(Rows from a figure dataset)
=-=-=-=-=
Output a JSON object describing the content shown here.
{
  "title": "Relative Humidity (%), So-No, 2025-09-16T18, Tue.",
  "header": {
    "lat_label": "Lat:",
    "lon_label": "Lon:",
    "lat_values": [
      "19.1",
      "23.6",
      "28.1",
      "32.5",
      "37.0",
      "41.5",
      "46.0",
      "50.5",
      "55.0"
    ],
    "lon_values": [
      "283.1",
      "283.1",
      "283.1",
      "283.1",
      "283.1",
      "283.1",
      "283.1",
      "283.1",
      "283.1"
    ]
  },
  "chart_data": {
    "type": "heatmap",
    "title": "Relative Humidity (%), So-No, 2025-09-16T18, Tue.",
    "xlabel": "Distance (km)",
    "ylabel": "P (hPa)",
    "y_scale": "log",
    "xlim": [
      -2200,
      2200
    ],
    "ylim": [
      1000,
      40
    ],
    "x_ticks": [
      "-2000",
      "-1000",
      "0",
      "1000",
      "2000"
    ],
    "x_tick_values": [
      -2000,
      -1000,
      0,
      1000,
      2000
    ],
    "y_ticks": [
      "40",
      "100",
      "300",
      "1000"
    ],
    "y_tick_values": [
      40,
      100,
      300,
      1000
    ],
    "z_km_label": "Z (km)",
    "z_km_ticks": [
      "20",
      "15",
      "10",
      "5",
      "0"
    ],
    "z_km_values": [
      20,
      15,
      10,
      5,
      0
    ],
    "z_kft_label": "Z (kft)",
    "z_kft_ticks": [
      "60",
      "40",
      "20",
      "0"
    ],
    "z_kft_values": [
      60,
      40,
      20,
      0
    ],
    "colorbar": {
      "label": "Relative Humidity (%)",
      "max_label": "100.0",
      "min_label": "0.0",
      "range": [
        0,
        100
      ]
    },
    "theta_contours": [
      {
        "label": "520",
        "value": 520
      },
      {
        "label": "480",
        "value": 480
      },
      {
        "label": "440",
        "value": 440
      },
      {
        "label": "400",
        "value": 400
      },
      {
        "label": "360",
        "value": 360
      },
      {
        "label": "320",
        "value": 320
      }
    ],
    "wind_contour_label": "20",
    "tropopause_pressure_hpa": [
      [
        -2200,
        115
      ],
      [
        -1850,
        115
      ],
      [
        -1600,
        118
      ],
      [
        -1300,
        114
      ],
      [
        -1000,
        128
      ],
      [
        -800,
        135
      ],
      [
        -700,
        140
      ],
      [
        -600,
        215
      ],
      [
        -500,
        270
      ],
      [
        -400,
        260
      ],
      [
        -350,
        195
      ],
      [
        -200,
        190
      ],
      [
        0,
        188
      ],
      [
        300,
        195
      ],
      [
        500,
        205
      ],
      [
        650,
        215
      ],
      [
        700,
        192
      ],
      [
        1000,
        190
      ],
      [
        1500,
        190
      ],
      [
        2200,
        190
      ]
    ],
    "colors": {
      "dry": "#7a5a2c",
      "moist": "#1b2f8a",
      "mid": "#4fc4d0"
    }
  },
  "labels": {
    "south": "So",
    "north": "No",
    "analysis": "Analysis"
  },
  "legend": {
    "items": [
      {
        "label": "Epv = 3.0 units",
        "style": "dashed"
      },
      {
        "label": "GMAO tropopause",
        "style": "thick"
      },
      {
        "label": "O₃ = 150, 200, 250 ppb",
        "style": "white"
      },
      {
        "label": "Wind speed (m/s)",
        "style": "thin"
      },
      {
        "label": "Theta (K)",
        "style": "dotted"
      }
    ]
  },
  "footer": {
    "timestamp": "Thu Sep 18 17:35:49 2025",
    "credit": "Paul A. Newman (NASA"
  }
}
=-=-=-=-=
* **GIVEN TASK**: State how many lines of the records above contain the word "Relative", and give only that number.

* **EXERCISE RESULT**: 3